## WRITTEN INSTRUCTION
Provide an exact copy of the data, excluding the images.

## DATA TO PROCESS
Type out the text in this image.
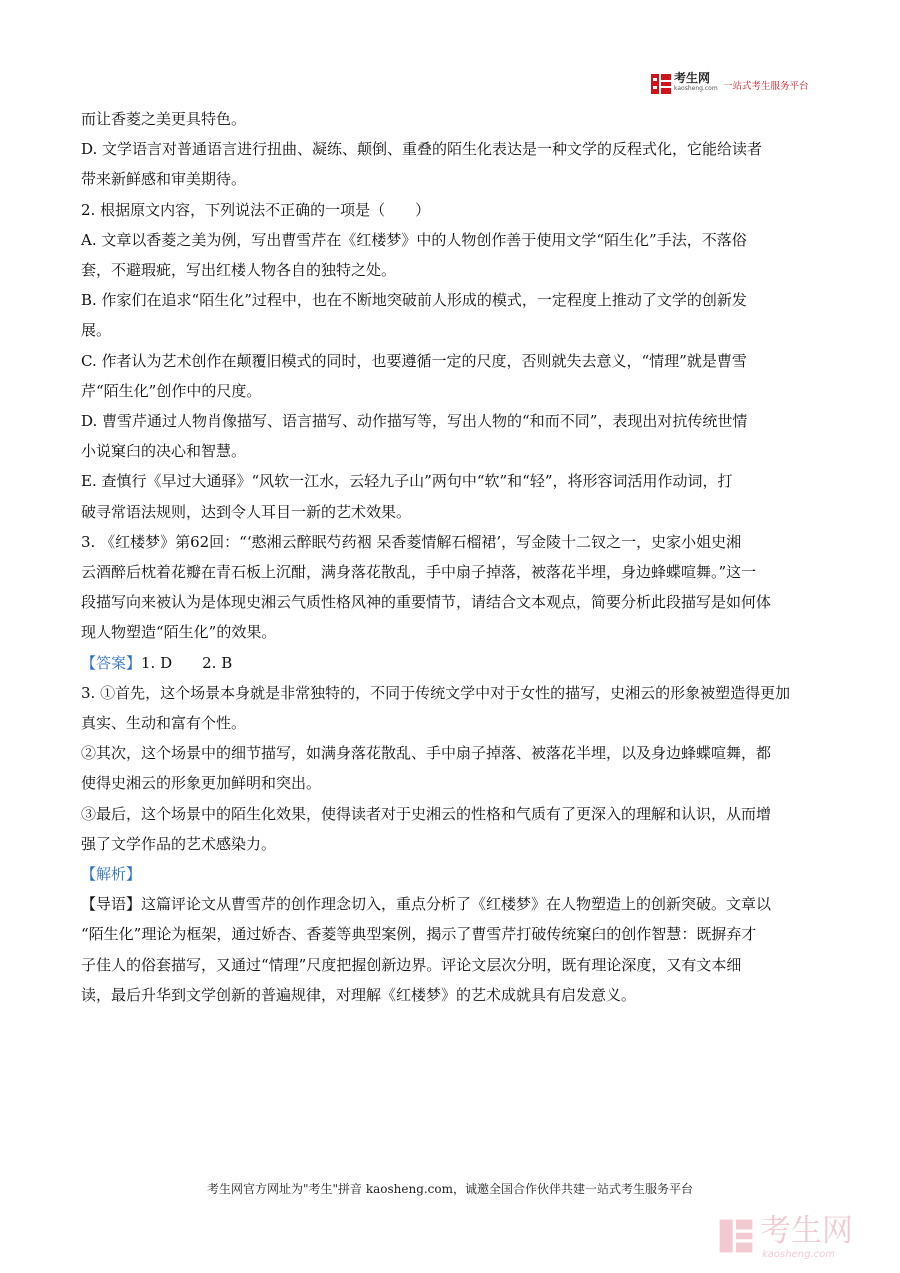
考生网
kaosheng.com 一站式考生服务平台

而让香菱之美更具特色。

D. 文学语言对普通语言进行扭曲、凝练、颠倒、重叠的陌生化表达是一种文学的反程式化，它能给读者

带来新鲜感和审美期待。

2. 根据原文内容，下列说法不正确的一项是（　　）

A. 文章以香菱之美为例，写出曹雪芹在《红楼梦》中的人物创作善于使用文学“陌生化”手法，不落俗

套，不避瑕疵，写出红楼人物各自的独特之处。

B. 作家们在追求“陌生化”过程中，也在不断地突破前人形成的模式，一定程度上推动了文学的创新发

展。

C. 作者认为艺术创作在颠覆旧模式的同时，也要遵循一定的尺度，否则就失去意义，“情理”就是曹雪

芹“陌生化”创作中的尺度。

D. 曹雪芹通过人物肖像描写、语言描写、动作描写等，写出人物的“和而不同”，表现出对抗传统世情

小说窠臼的决心和智慧。

E. 查慎行《早过大通驿》“风软一江水，云轻九子山”两句中“软”和“轻”，将形容词活用作动词，打

破寻常语法规则，达到令人耳目一新的艺术效果。

3. 《红楼梦》第62回：“‘憨湘云醉眠芍药裀 呆香菱情解石榴裙’，写金陵十二钗之一，史家小姐史湘

云酒醉后枕着花瓣在青石板上沉酣，满身落花散乱，手中扇子掉落，被落花半埋，身边蜂蝶喧舞。”这一

段描写向来被认为是体现史湘云气质性格风神的重要情节，请结合文本观点，简要分析此段描写是如何体

现人物塑造“陌生化”的效果。

【答案】1. D　　2. B

3. ①首先，这个场景本身就是非常独特的，不同于传统文学中对于女性的描写，史湘云的形象被塑造得更加

真实、生动和富有个性。

②其次，这个场景中的细节描写，如满身落花散乱、手中扇子掉落、被落花半埋，以及身边蜂蝶喧舞，都

使得史湘云的形象更加鲜明和突出。

③最后，这个场景中的陌生化效果，使得读者对于史湘云的性格和气质有了更深入的理解和认识，从而增

强了文学作品的艺术感染力。

【解析】

【导语】这篇评论文从曹雪芹的创作理念切入，重点分析了《红楼梦》在人物塑造上的创新突破。文章以

“陌生化”理论为框架，通过娇杏、香菱等典型案例，揭示了曹雪芹打破传统窠臼的创作智慧：既摒弃才

子佳人的俗套描写，又通过“情理”尺度把握创新边界。评论文层次分明，既有理论深度，又有文本细

读，最后升华到文学创新的普遍规律，对理解《红楼梦》的艺术成就具有启发意义。

考生网官方网址为"考生"拼音 kaosheng.com，诚邀全国合作伙伴共建一站式考生服务平台
考生网
kaosheng.com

## REPLY TO THE TASK
Type out the text in this image.
考生网
kaosheng.com 一站式考生服务平台

而让香菱之美更具特色。

D. 文学语言对普通语言进行扭曲、凝练、颠倒、重叠的陌生化表达是一种文学的反程式化，它能给读者

带来新鲜感和审美期待。

2. 根据原文内容，下列说法不正确的一项是（　　）

A. 文章以香菱之美为例，写出曹雪芹在《红楼梦》中的人物创作善于使用文学“陌生化”手法，不落俗

套，不避瑕疵，写出红楼人物各自的独特之处。

B. 作家们在追求“陌生化”过程中，也在不断地突破前人形成的模式，一定程度上推动了文学的创新发

展。

C. 作者认为艺术创作在颠覆旧模式的同时，也要遵循一定的尺度，否则就失去意义，“情理”就是曹雪

芹“陌生化”创作中的尺度。

D. 曹雪芹通过人物肖像描写、语言描写、动作描写等，写出人物的“和而不同”，表现出对抗传统世情

小说窠臼的决心和智慧。

E. 查慎行《早过大通驿》“风软一江水，云轻九子山”两句中“软”和“轻”，将形容词活用作动词，打

破寻常语法规则，达到令人耳目一新的艺术效果。

3. 《红楼梦》第62回：“‘憨湘云醉眠芍药裀 呆香菱情解石榴裙’，写金陵十二钗之一，史家小姐史湘

云酒醉后枕着花瓣在青石板上沉酣，满身落花散乱，手中扇子掉落，被落花半埋，身边蜂蝶喧舞。”这一

段描写向来被认为是体现史湘云气质性格风神的重要情节，请结合文本观点，简要分析此段描写是如何体

现人物塑造“陌生化”的效果。

【答案】1. D　　2. B

3. ①首先，这个场景本身就是非常独特的，不同于传统文学中对于女性的描写，史湘云的形象被塑造得更加

真实、生动和富有个性。

②其次，这个场景中的细节描写，如满身落花散乱、手中扇子掉落、被落花半埋，以及身边蜂蝶喧舞，都

使得史湘云的形象更加鲜明和突出。

③最后，这个场景中的陌生化效果，使得读者对于史湘云的性格和气质有了更深入的理解和认识，从而增

强了文学作品的艺术感染力。

【解析】

【导语】这篇评论文从曹雪芹的创作理念切入，重点分析了《红楼梦》在人物塑造上的创新突破。文章以

“陌生化”理论为框架，通过娇杏、香菱等典型案例，揭示了曹雪芹打破传统窠臼的创作智慧：既摒弃才

子佳人的俗套描写，又通过“情理”尺度把握创新边界。评论文层次分明，既有理论深度，又有文本细

读，最后升华到文学创新的普遍规律，对理解《红楼梦》的艺术成就具有启发意义。

考生网官方网址为"考生"拼音 kaosheng.com，诚邀全国合作伙伴共建一站式考生服务平台
考生网
kaosheng.com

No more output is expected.